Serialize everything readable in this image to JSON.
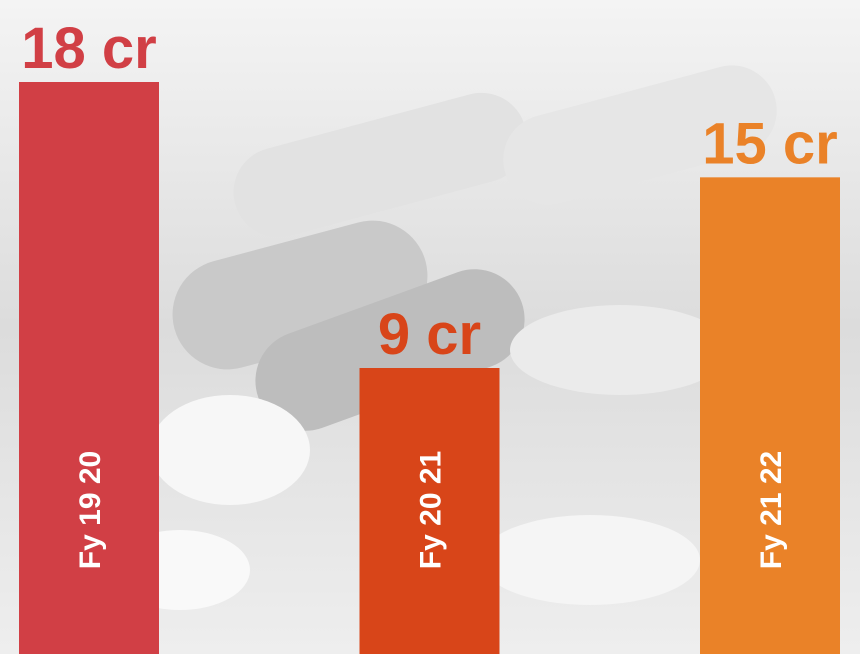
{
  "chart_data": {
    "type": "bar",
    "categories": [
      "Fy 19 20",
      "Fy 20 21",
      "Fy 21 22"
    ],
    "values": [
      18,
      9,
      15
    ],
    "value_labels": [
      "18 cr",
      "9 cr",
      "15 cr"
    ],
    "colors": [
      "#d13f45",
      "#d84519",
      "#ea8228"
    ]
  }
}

::::

* Short exercise
Write out the entries above word for word. Do not include the pictures.

* Output below
Serialize everything readable in this image to JSON.
{
  "chart_data": {
    "type": "bar",
    "categories": [
      "Fy 19 20",
      "Fy 20 21",
      "Fy 21 22"
    ],
    "values": [
      18,
      9,
      15
    ],
    "value_labels": [
      "18 cr",
      "9 cr",
      "15 cr"
    ],
    "colors": [
      "#d13f45",
      "#d84519",
      "#ea8228"
    ]
  }
}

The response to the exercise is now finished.